[Data extracted from a collection]
----------
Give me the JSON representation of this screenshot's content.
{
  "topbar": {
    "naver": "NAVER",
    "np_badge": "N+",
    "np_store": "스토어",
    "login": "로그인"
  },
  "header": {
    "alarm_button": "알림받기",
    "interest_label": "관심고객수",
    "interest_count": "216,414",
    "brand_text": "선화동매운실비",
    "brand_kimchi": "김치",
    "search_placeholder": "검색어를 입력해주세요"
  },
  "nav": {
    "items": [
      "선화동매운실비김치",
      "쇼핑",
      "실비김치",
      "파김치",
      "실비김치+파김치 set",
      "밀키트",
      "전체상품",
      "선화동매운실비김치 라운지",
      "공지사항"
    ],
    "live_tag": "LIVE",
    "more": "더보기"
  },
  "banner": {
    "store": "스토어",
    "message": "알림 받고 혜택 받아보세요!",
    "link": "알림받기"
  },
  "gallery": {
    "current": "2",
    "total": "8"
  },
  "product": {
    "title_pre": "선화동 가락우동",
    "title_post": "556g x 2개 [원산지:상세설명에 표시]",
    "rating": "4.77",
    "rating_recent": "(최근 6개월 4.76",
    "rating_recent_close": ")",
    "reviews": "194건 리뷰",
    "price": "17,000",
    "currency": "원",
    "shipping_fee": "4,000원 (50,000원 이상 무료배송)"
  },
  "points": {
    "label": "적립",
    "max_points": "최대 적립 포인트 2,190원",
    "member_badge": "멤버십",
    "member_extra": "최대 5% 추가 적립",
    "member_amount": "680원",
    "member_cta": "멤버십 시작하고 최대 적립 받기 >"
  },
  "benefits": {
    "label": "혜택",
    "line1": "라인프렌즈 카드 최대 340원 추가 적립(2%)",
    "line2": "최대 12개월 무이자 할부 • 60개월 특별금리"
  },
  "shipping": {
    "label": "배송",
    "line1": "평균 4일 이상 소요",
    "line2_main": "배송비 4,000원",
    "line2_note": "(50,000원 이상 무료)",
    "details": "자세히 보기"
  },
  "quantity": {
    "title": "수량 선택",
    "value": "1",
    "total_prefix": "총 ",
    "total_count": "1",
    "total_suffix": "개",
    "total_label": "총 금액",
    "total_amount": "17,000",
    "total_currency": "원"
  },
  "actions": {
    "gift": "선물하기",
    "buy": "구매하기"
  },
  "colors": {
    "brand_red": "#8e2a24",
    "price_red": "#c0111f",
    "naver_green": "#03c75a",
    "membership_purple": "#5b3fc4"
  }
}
----------
Goal = Provide all the records again, word for word.

In response =
Give me the JSON representation of this screenshot's content.
{
  "topbar": {
    "naver": "NAVER",
    "np_badge": "N+",
    "np_store": "스토어",
    "login": "로그인"
  },
  "header": {
    "alarm_button": "알림받기",
    "interest_label": "관심고객수",
    "interest_count": "216,414",
    "brand_text": "선화동매운실비",
    "brand_kimchi": "김치",
    "search_placeholder": "검색어를 입력해주세요"
  },
  "nav": {
    "items": [
      "선화동매운실비김치",
      "쇼핑",
      "실비김치",
      "파김치",
      "실비김치+파김치 set",
      "밀키트",
      "전체상품",
      "선화동매운실비김치 라운지",
      "공지사항"
    ],
    "live_tag": "LIVE",
    "more": "더보기"
  },
  "banner": {
    "store": "스토어",
    "message": "알림 받고 혜택 받아보세요!",
    "link": "알림받기"
  },
  "gallery": {
    "current": "2",
    "total": "8"
  },
  "product": {
    "title_pre": "선화동 가락우동",
    "title_post": "556g x 2개 [원산지:상세설명에 표시]",
    "rating": "4.77",
    "rating_recent": "(최근 6개월 4.76",
    "rating_recent_close": ")",
    "reviews": "194건 리뷰",
    "price": "17,000",
    "currency": "원",
    "shipping_fee": "4,000원 (50,000원 이상 무료배송)"
  },
  "points": {
    "label": "적립",
    "max_points": "최대 적립 포인트 2,190원",
    "member_badge": "멤버십",
    "member_extra": "최대 5% 추가 적립",
    "member_amount": "680원",
    "member_cta": "멤버십 시작하고 최대 적립 받기 >"
  },
  "benefits": {
    "label": "혜택",
    "line1": "라인프렌즈 카드 최대 340원 추가 적립(2%)",
    "line2": "최대 12개월 무이자 할부 • 60개월 특별금리"
  },
  "shipping": {
    "label": "배송",
    "line1": "평균 4일 이상 소요",
    "line2_main": "배송비 4,000원",
    "line2_note": "(50,000원 이상 무료)",
    "details": "자세히 보기"
  },
  "quantity": {
    "title": "수량 선택",
    "value": "1",
    "total_prefix": "총 ",
    "total_count": "1",
    "total_suffix": "개",
    "total_label": "총 금액",
    "total_amount": "17,000",
    "total_currency": "원"
  },
  "actions": {
    "gift": "선물하기",
    "buy": "구매하기"
  },
  "colors": {
    "brand_red": "#8e2a24",
    "price_red": "#c0111f",
    "naver_green": "#03c75a",
    "membership_purple": "#5b3fc4"
  }
}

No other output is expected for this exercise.